WRITTEN REQUEST ▸ From the listing that follows, output everything exactly except the pictures.

[Stored records]
▬▬▬▬▬▬

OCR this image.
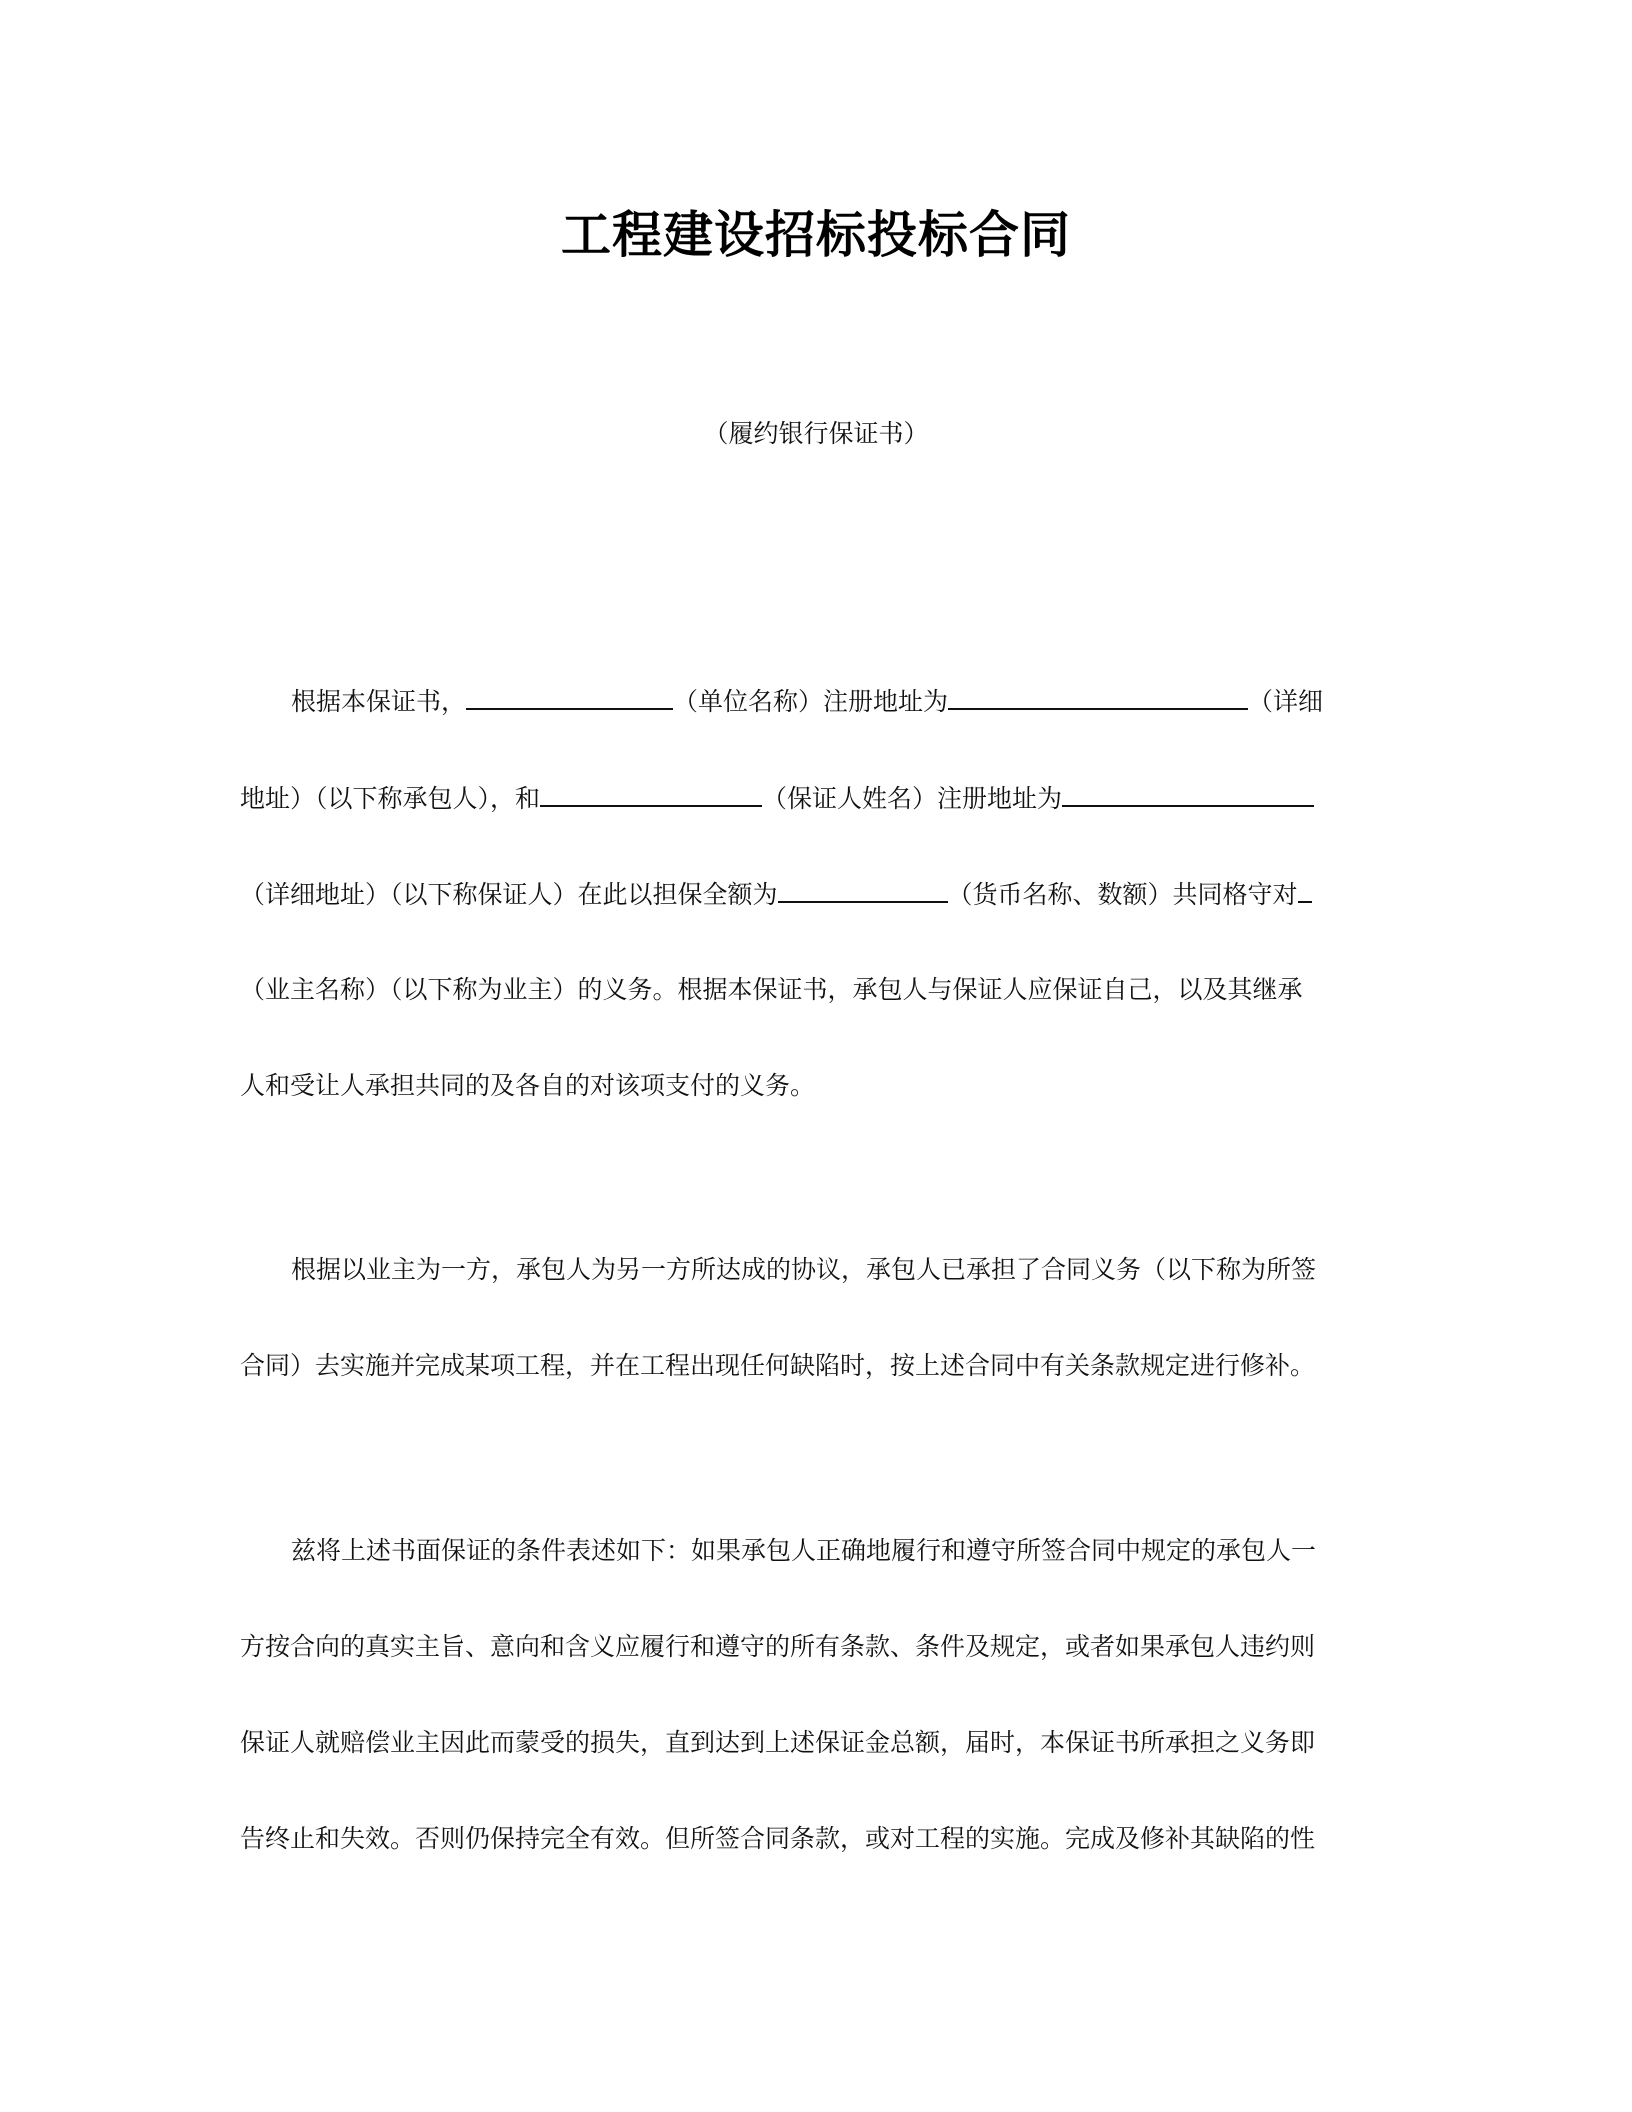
工程建设招标投标合同
（履约银行保证书）
根据本保证书，	（单位名称）注册地址为	（详细
地址）（以下称承包人），和	（保证人姓名）注册地址为
（详细地址）（以下称保证人）在此以担保全额为	（货币名称、数额）共同格守对
（业主名称）（以下称为业主）的义务。根据本保证书，承包人与保证人应保证自己，以及其继承
人和受让人承担共同的及各自的对该项支付的义务。
根据以业主为一方，承包人为另一方所达成的协议，承包人已承担了合同义务（以下称为所签
合同）去实施并完成某项工程，并在工程出现任何缺陷时，按上述合同中有关条款规定进行修补。
兹将上述书面保证的条件表述如下：如果承包人正确地履行和遵守所签合同中规定的承包人一
方按合向的真实主旨、意向和含义应履行和遵守的所有条款、条件及规定，或者如果承包人违约则
保证人就赔偿业主因此而蒙受的损失，直到达到上述保证金总额，届时，本保证书所承担之义务即
告终止和失效。否则仍保持完全有效。但所签合同条款，或对工程的实施。完成及修补其缺陷的性
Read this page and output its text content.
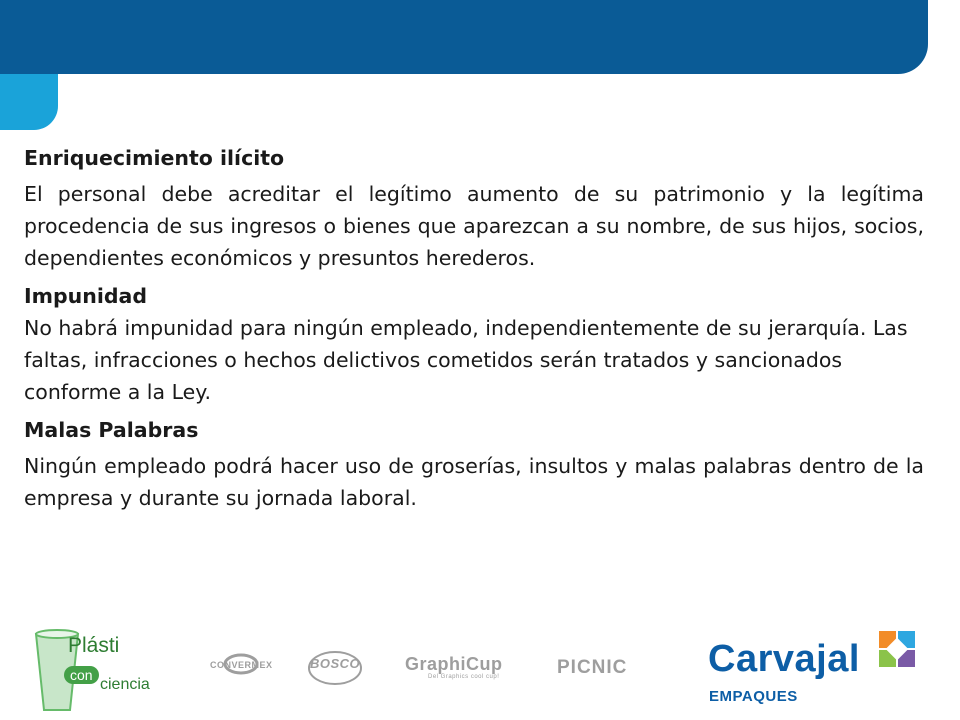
Enriquecimiento ilícito

El personal debe acreditar el legítimo aumento de su patrimonio y la legítima procedencia de sus ingresos o bienes que aparezcan a su nombre, de sus hijos, socios, dependientes económicos y presuntos herederos.

Impunidad

No habrá impunidad para ningún empleado, independientemente de su jerarquía. Las faltas, infracciones o hechos delictivos cometidos serán tratados y sancionados conforme a la Ley.

Malas Palabras

Ningún empleado podrá hacer uso de groserías, insultos y malas palabras dentro de la empresa y durante su jornada laboral.

Plásti
con
ciencia
CONVERMEX	BOSCO GraphiCup
Del Graphics cool cup!	PICNIC Carvajal
EMPAQUES
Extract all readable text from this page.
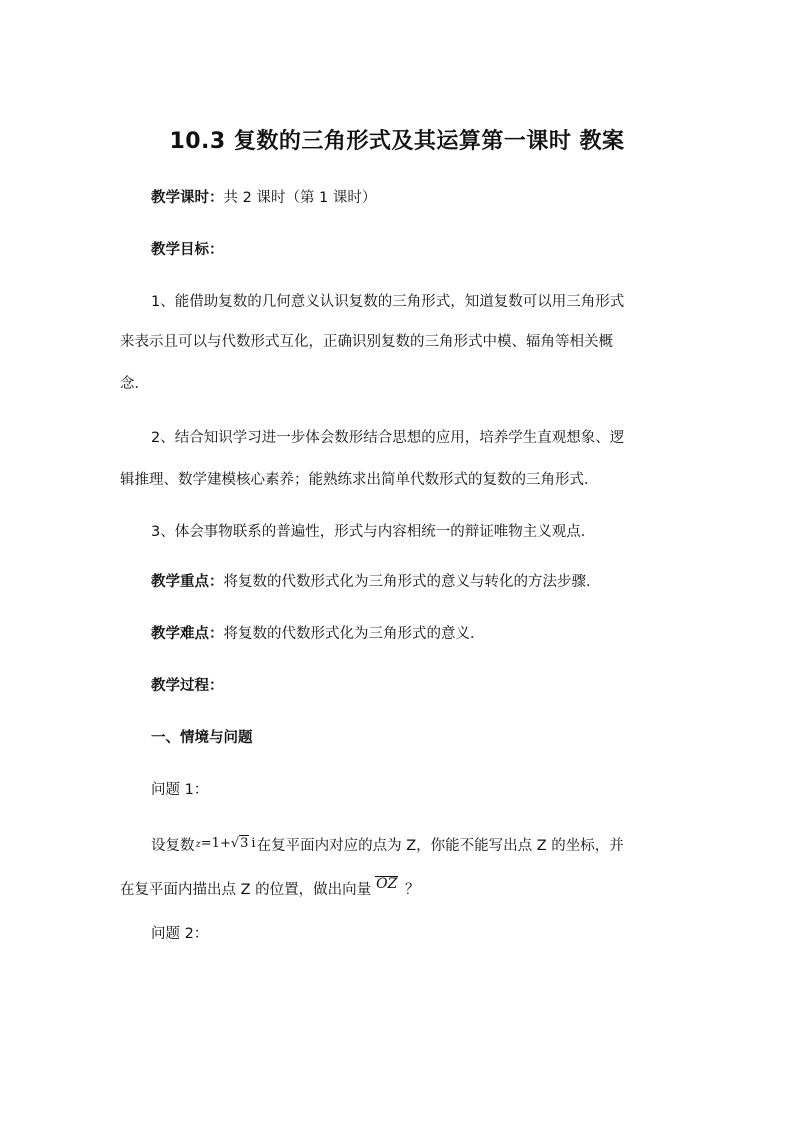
10.3 复数的三角形式及其运算第一课时 教案
教学课时：共 2 课时（第 1 课时）
教学目标：
1、能借助复数的几何意义认识复数的三角形式，知道复数可以用三角形式
来表示且可以与代数形式互化，正确识别复数的三角形式中模、辐角等相关概
念．
2、结合知识学习进一步体会数形结合思想的应用，培养学生直观想象、逻
辑推理、数学建模核心素养；能熟练求出简单代数形式的复数的三角形式．
3、体会事物联系的普遍性，形式与内容相统一的辩证唯物主义观点．
教学重点：将复数的代数形式化为三角形式的意义与转化的方法步骤．
教学难点：将复数的代数形式化为三角形式的意义．
教学过程：
一、情境与问题
问题 1：
设复数z=1+√3 i在复平面内对应的点为 Z，你能不能写出点 Z 的坐标，并
在复平面内描出点 Z 的位置，做出向量 OZ ？
问题 2：
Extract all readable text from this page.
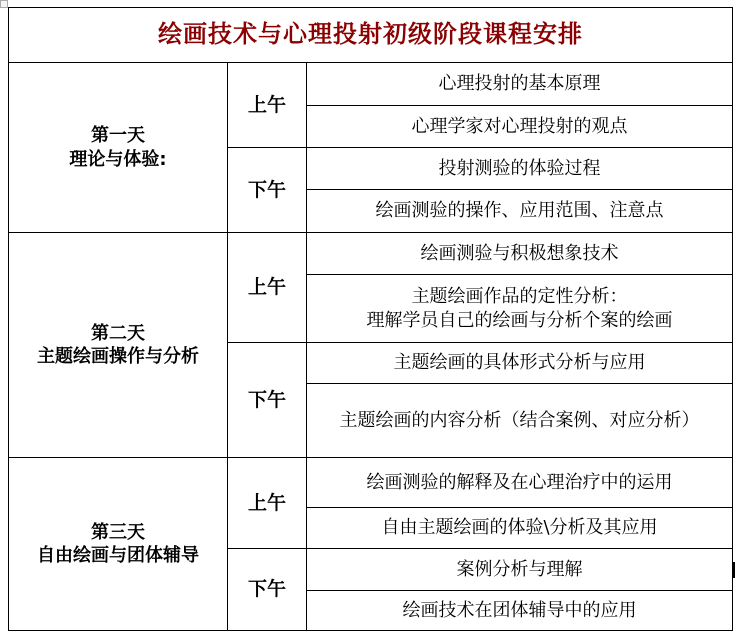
绘画技术与心理投射初级阶段课程安排		

第一天
理论与体验:	上午	心理投射的基本原理
		心理学家对心理投射的观点
	下午	投射测验的体验过程
		绘画测验的操作、应用范围、注意点

第二天
主题绘画操作与分析	上午	绘画测验与积极想象技术

		主题绘画作品的定性分析：
理解学员自己的绘画与分析个案的绘画

	下午	主题绘画的具体形式分析与应用
		主题绘画的内容分析（结合案例、对应分析）

第三天
自由绘画与团体辅导	上午	绘画测验的解释及在心理治疗中的运用
		自由主题绘画的体验\分析及其应用
	下午	案例分析与理解
		绘画技术在团体辅导中的应用
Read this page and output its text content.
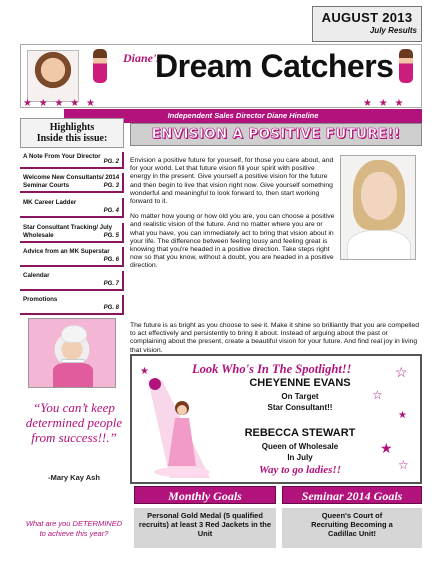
AUGUST 2013
July Results
Diane's
Dream Catchers
★ ★ ★ ★ ★	★ ★ ★
Independent Sales Director Diane Hineline
Highlights
Inside this issue:
A Note From Your Director
PG. 2
Welcome New Consultants/ 2014 Seminar Courts	PG. 3
MK Career Ladder
PG. 4
Star Consultant Tracking/ July Wholesale	PG. 5
Advice from an MK Superstar
PG. 6
Calendar
PG. 7
Promotions
PG. 8
“You can’t keep determined people from success!!.”
-Mary Kay Ash
What are you DETERMINED to achieve this year?
ENVISION A POSITIVE FUTURE!!

Envision a positive future for yourself, for those you care about, and for your world. Let that future vision fill your spirit with positive energy in the present. Give yourself a positive vision for the future and then begin to live that vision right now. Give yourself something wonderful and meaningful to look forward to, then start working forward to it.

No matter how young or how old you are, you can choose a positive and realistic vision of the future. And no matter where you are or what you have, you can immediately act to bring that vision about in your life. The difference between feeling lousy and feeling great is knowing that you're headed in a positive direction. Take steps right now so that you know, without a doubt, you are headed in a positive direction.

The future is as bright as you choose to see it. Make it shine so brilliantly that you are compelled to act effectively and persistently to bring it about. Instead of arguing about the past or complaining about the present, create a beautiful vision for your future. And find real joy in living that vision.

Look Who's In The Spotlight!!
★	☆
☆
★
★
☆
CHEYENNE EVANS
On Target
Star Consultant!!
REBECCA STEWART
Queen of Wholesale
In July
Way to go ladies!!
Monthly Goals
Personal Gold Medal (5 qualified recruits) at least 3 Red Jackets in the Unit
Seminar 2014 Goals
Queen's Court of Recruiting Becoming a Cadillac Unit!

▬▬▬▬▬▬

RESPONSE TO THIS EXERCISE ▸
OCR this image.
工程建设招标投标合同
（履约银行保证书）
根据本保证书，	（单位名称）注册地址为	（详细
地址）（以下称承包人），和	（保证人姓名）注册地址为
（详细地址）（以下称保证人）在此以担保全额为	（货币名称、数额）共同格守对
（业主名称）（以下称为业主）的义务。根据本保证书，承包人与保证人应保证自己，以及其继承
人和受让人承担共同的及各自的对该项支付的义务。
根据以业主为一方，承包人为另一方所达成的协议，承包人已承担了合同义务（以下称为所签
合同）去实施并完成某项工程，并在工程出现任何缺陷时，按上述合同中有关条款规定进行修补。
兹将上述书面保证的条件表述如下：如果承包人正确地履行和遵守所签合同中规定的承包人一
方按合向的真实主旨、意向和含义应履行和遵守的所有条款、条件及规定，或者如果承包人违约则
保证人就赔偿业主因此而蒙受的损失，直到达到上述保证金总额，届时，本保证书所承担之义务即
告终止和失效。否则仍保持完全有效。但所签合同条款，或对工程的实施。完成及修补其缺陷的性
Read this page and output its text content.
Enriquecimiento ilícito

El personal debe acreditar el legítimo aumento de su patrimonio y la legítima procedencia de sus ingresos o bienes que aparezcan a su nombre, de sus hijos, socios, dependientes económicos y presuntos herederos.

Impunidad

No habrá impunidad para ningún empleado, independientemente de su jerarquía. Las faltas, infracciones o hechos delictivos cometidos serán tratados y sancionados conforme a la Ley.

Malas Palabras

Ningún empleado podrá hacer uso de groserías, insultos y malas palabras dentro de la empresa y durante su jornada laboral.

Plásti
con
ciencia
CONVERMEX	BOSCO GraphiCup
Del Graphics cool cup!	PICNIC Carvajal
EMPAQUES
Extract all readable text from this page.
10.3 复数的三角形式及其运算第一课时 教案
教学课时：共 2 课时（第 1 课时）
教学目标：
1、能借助复数的几何意义认识复数的三角形式，知道复数可以用三角形式
来表示且可以与代数形式互化，正确识别复数的三角形式中模、辐角等相关概
念．
2、结合知识学习进一步体会数形结合思想的应用，培养学生直观想象、逻
辑推理、数学建模核心素养；能熟练求出简单代数形式的复数的三角形式．
3、体会事物联系的普遍性，形式与内容相统一的辩证唯物主义观点．
教学重点：将复数的代数形式化为三角形式的意义与转化的方法步骤．
教学难点：将复数的代数形式化为三角形式的意义．
教学过程：
一、情境与问题
问题 1：
设复数z=1+√3 i在复平面内对应的点为 Z，你能不能写出点 Z 的坐标，并
在复平面内描出点 Z 的位置，做出向量 OZ ？
问题 2：
Extract all readable text from this page.
绘画技术与心理投射初级阶段课程安排		

第一天
理论与体验:	上午	心理投射的基本原理
		心理学家对心理投射的观点
	下午	投射测验的体验过程
		绘画测验的操作、应用范围、注意点

第二天
主题绘画操作与分析	上午	绘画测验与积极想象技术

		主题绘画作品的定性分析：
理解学员自己的绘画与分析个案的绘画

	下午	主题绘画的具体形式分析与应用
		主题绘画的内容分析（结合案例、对应分析）

第三天
自由绘画与团体辅导	上午	绘画测验的解释及在心理治疗中的运用
		自由主题绘画的体验\分析及其应用
	下午	案例分析与理解
		绘画技术在团体辅导中的应用
Read this page and output its text content.
AUGUST 2013
July Results
Diane's
Dream Catchers
★ ★ ★ ★ ★	★ ★ ★
Independent Sales Director Diane Hineline
Highlights
Inside this issue:
A Note From Your Director
PG. 2
Welcome New Consultants/ 2014 Seminar Courts	PG. 3
MK Career Ladder
PG. 4
Star Consultant Tracking/ July Wholesale	PG. 5
Advice from an MK Superstar
PG. 6
Calendar
PG. 7
Promotions
PG. 8
“You can’t keep determined people from success!!.”
-Mary Kay Ash
What are you DETERMINED to achieve this year?
ENVISION A POSITIVE FUTURE!!

Envision a positive future for yourself, for those you care about, and for your world. Let that future vision fill your spirit with positive energy in the present. Give yourself a positive vision for the future and then begin to live that vision right now. Give yourself something wonderful and meaningful to look forward to, then start working forward to it.

No matter how young or how old you are, you can choose a positive and realistic vision of the future. And no matter where you are or what you have, you can immediately act to bring that vision about in your life. The difference between feeling lousy and feeling great is knowing that you're headed in a positive direction. Take steps right now so that you know, without a doubt, you are headed in a positive direction.

The future is as bright as you choose to see it. Make it shine so brilliantly that you are compelled to act effectively and persistently to bring it about. Instead of arguing about the past or complaining about the present, create a beautiful vision for your future. And find real joy in living that vision.

Look Who's In The Spotlight!!
★	☆
☆
★
★
☆
CHEYENNE EVANS
On Target
Star Consultant!!
REBECCA STEWART
Queen of Wholesale
In July
Way to go ladies!!
Monthly Goals
Personal Gold Medal (5 qualified recruits) at least 3 Red Jackets in the Unit
Seminar 2014 Goals
Queen's Court of Recruiting Becoming a Cadillac Unit!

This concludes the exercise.